--- GIVEN REQUEST ---
Copy every line in which the string "structure" occurs.

--- RECORDS TO USE ---
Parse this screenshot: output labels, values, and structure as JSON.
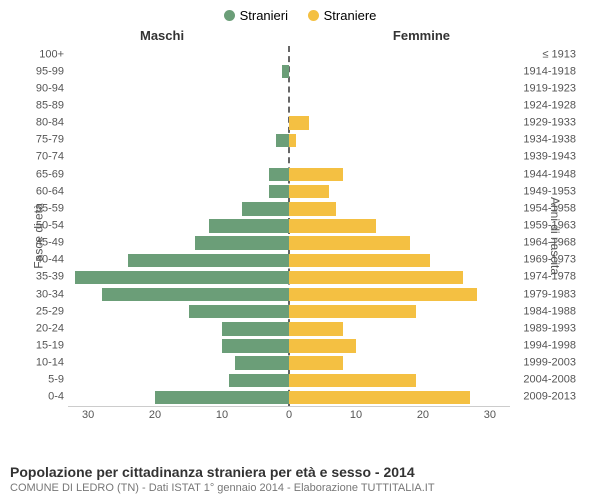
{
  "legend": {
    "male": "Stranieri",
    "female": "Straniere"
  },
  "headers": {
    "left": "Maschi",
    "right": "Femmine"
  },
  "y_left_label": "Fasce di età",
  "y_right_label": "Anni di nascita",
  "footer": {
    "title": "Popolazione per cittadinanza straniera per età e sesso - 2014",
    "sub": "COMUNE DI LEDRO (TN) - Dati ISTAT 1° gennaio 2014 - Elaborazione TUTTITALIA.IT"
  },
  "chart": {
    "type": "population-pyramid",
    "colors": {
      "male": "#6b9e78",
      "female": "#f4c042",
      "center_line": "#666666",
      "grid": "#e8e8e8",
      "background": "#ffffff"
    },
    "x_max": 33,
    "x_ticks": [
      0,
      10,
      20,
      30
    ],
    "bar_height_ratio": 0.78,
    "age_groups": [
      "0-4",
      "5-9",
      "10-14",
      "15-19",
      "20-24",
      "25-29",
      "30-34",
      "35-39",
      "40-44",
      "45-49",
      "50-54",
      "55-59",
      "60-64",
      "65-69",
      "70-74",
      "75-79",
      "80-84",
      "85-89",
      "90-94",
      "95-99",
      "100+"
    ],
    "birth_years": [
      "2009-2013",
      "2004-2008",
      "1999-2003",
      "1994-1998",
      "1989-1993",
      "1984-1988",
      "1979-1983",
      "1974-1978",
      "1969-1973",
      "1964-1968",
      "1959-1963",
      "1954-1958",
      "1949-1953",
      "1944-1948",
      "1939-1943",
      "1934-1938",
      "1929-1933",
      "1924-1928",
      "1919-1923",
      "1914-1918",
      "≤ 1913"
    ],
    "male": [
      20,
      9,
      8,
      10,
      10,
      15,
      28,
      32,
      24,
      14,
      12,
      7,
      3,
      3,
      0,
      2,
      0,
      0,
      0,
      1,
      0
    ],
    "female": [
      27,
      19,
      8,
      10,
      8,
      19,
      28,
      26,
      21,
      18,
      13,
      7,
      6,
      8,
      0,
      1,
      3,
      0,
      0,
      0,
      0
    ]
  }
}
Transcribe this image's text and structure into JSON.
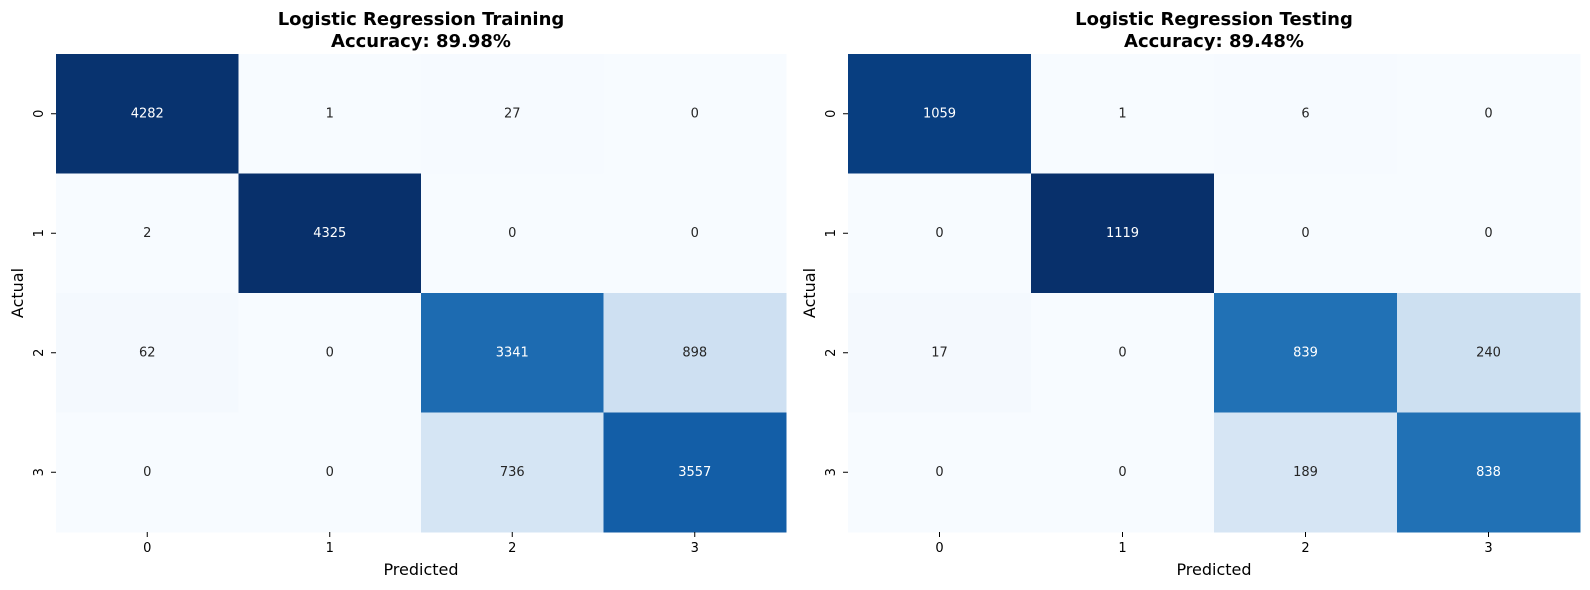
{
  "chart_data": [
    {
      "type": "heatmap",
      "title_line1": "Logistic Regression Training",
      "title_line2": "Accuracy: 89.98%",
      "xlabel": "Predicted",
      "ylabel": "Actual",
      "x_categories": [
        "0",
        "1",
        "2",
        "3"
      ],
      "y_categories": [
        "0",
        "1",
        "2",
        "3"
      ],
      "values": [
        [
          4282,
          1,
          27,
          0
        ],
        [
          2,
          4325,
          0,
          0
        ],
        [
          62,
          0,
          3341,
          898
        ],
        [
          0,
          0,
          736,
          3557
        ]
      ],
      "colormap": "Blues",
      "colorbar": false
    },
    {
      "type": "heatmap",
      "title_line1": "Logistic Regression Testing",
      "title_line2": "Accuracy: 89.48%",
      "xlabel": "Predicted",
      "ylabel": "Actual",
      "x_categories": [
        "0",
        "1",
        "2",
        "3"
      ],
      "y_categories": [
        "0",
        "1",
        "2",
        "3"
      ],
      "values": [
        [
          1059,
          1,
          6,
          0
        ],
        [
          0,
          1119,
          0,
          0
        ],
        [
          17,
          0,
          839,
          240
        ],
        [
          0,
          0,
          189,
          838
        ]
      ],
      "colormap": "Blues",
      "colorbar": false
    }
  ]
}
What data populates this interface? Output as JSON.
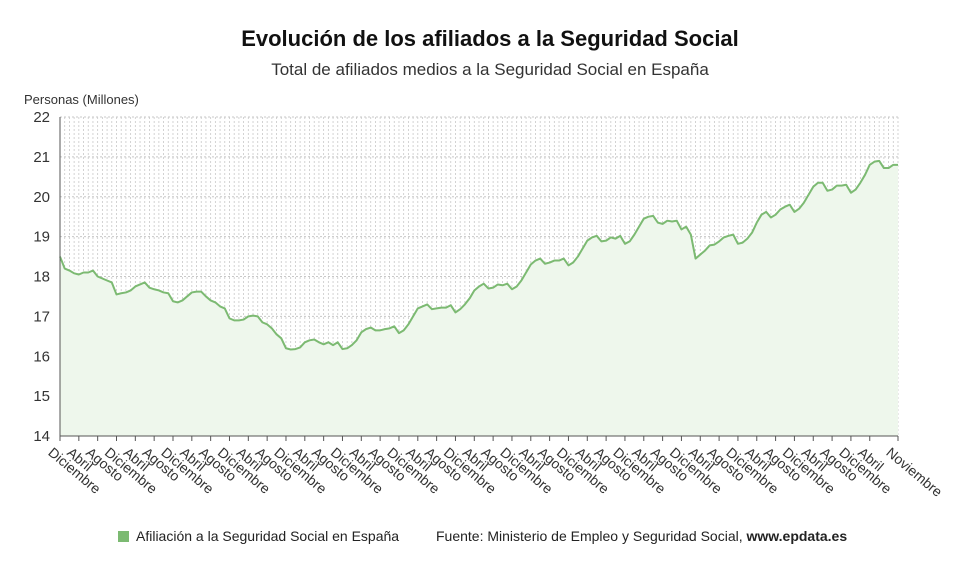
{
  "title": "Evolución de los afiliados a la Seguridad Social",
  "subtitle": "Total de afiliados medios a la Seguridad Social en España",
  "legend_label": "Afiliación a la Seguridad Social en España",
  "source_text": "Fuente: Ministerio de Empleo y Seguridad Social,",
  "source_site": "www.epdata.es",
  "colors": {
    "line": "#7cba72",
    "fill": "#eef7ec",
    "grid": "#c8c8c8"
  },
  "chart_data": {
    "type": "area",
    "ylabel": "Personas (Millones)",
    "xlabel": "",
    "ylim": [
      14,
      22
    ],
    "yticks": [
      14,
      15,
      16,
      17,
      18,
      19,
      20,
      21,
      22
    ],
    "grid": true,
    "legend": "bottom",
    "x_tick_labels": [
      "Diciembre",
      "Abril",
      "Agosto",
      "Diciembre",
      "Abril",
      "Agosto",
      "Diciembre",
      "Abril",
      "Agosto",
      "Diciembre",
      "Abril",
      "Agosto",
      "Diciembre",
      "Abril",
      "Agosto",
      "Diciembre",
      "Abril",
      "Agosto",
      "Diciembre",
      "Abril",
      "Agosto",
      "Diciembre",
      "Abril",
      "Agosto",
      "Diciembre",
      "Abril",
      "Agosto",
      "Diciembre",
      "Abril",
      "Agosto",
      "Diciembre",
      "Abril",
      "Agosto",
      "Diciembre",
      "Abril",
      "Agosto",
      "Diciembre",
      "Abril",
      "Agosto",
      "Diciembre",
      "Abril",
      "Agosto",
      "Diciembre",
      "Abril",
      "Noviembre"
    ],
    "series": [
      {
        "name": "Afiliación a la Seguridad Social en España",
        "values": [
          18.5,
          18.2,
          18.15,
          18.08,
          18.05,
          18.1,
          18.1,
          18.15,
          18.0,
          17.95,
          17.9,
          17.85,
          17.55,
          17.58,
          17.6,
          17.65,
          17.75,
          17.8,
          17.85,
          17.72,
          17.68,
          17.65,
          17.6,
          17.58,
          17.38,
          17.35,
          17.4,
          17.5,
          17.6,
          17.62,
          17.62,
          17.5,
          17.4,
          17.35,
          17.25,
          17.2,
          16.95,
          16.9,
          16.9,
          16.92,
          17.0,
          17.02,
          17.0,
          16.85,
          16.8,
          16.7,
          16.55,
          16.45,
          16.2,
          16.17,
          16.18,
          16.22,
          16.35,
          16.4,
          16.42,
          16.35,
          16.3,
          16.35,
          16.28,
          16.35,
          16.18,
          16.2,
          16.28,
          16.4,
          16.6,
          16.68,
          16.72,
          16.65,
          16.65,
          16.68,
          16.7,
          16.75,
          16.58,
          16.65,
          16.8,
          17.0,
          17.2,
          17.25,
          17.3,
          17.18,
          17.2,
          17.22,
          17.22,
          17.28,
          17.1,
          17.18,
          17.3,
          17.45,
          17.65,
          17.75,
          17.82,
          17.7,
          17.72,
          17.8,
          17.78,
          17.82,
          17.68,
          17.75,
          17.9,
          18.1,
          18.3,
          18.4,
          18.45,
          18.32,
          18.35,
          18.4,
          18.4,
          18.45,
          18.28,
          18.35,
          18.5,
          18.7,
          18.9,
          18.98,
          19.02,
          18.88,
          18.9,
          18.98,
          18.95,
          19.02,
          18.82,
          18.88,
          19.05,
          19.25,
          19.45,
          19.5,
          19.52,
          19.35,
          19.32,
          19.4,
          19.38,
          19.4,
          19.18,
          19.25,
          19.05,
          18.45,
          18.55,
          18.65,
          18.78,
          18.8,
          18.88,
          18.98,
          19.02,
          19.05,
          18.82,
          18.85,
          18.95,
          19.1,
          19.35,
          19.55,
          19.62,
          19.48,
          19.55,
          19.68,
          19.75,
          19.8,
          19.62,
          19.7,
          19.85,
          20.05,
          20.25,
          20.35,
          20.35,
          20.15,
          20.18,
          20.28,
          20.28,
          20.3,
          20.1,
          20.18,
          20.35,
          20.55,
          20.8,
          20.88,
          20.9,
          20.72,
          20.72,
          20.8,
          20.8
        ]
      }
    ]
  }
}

--- ANSWER TO THIS EXERCISE ---
Parse this screenshot: output labels, values, and structure as JSON.
Transcribe this image's text and structure into JSON.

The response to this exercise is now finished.